- [Task prompt]
The records that follow are to be repeated exactly, with the pictures removed.

- [Material shown]
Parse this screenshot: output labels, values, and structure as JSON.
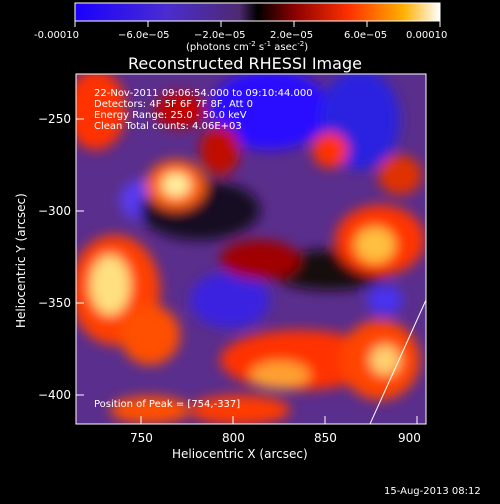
{
  "colorbar": {
    "ticks": [
      "-0.00010",
      "−6.0e−05",
      "−2.0e−05",
      "2.0e−05",
      "6.0e−05",
      "0.00010"
    ],
    "units_main": "(photons cm",
    "units_sup1": "-2",
    "units_mid": " s",
    "units_sup2": "-1",
    "units_tail": " asec",
    "units_sup3": "-2",
    "units_close": ")",
    "range": [
      -0.0001,
      0.0001
    ]
  },
  "title": "Reconstructed RHESSI Image",
  "info_lines": [
    "22-Nov-2011 09:06:54.000 to 09:10:44.000",
    "Detectors: 4F 5F 6F 7F 8F, Att 0",
    "Energy Range: 25.0 - 50.0 keV",
    "Clean    Total counts: 4.06E+03"
  ],
  "peak_text": "Position of Peak = [754,-337]",
  "xaxis": {
    "label": "Heliocentric X (arcsec)",
    "ticks": [
      "750",
      "800",
      "850",
      "900"
    ],
    "range": [
      715,
      905
    ]
  },
  "yaxis": {
    "label": "Heliocentric Y (arcsec)",
    "ticks": [
      "−250",
      "−300",
      "−350",
      "−400"
    ],
    "range": [
      -418,
      -225
    ]
  },
  "footer_timestamp": "15-Aug-2013 08:12",
  "colors": {
    "background": "#000000",
    "low": "#2b10ff",
    "mid": "#6b3fa0",
    "high": "#ff3a00",
    "peak": "#fff2a0"
  }
}
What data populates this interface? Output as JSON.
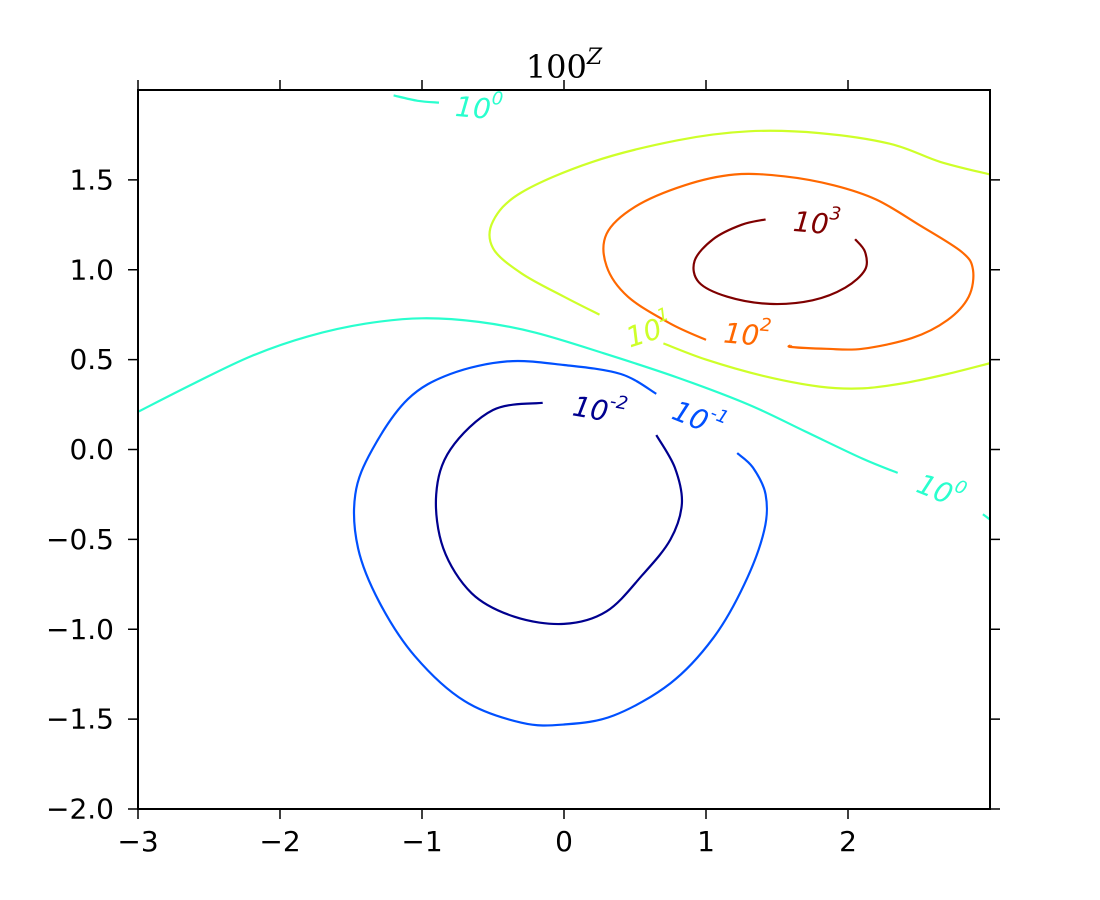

- [Correct answer]
Parse this screenshot: output labels, values, and structure as JSON.
{
  "colorbar": {
    "ticks": [
      "-0.00010",
      "−6.0e−05",
      "−2.0e−05",
      "2.0e−05",
      "6.0e−05",
      "0.00010"
    ],
    "units_main": "(photons cm",
    "units_sup1": "-2",
    "units_mid": " s",
    "units_sup2": "-1",
    "units_tail": " asec",
    "units_sup3": "-2",
    "units_close": ")",
    "range": [
      -0.0001,
      0.0001
    ]
  },
  "title": "Reconstructed RHESSI Image",
  "info_lines": [
    "22-Nov-2011 09:06:54.000 to 09:10:44.000",
    "Detectors: 4F 5F 6F 7F 8F, Att 0",
    "Energy Range: 25.0 - 50.0 keV",
    "Clean    Total counts: 4.06E+03"
  ],
  "peak_text": "Position of Peak = [754,-337]",
  "xaxis": {
    "label": "Heliocentric X (arcsec)",
    "ticks": [
      "750",
      "800",
      "850",
      "900"
    ],
    "range": [
      715,
      905
    ]
  },
  "yaxis": {
    "label": "Heliocentric Y (arcsec)",
    "ticks": [
      "−250",
      "−300",
      "−350",
      "−400"
    ],
    "range": [
      -418,
      -225
    ]
  },
  "footer_timestamp": "15-Aug-2013 08:12",
  "colors": {
    "background": "#000000",
    "low": "#2b10ff",
    "mid": "#6b3fa0",
    "high": "#ff3a00",
    "peak": "#fff2a0"
  }
}
What data populates this interface? Output as JSON.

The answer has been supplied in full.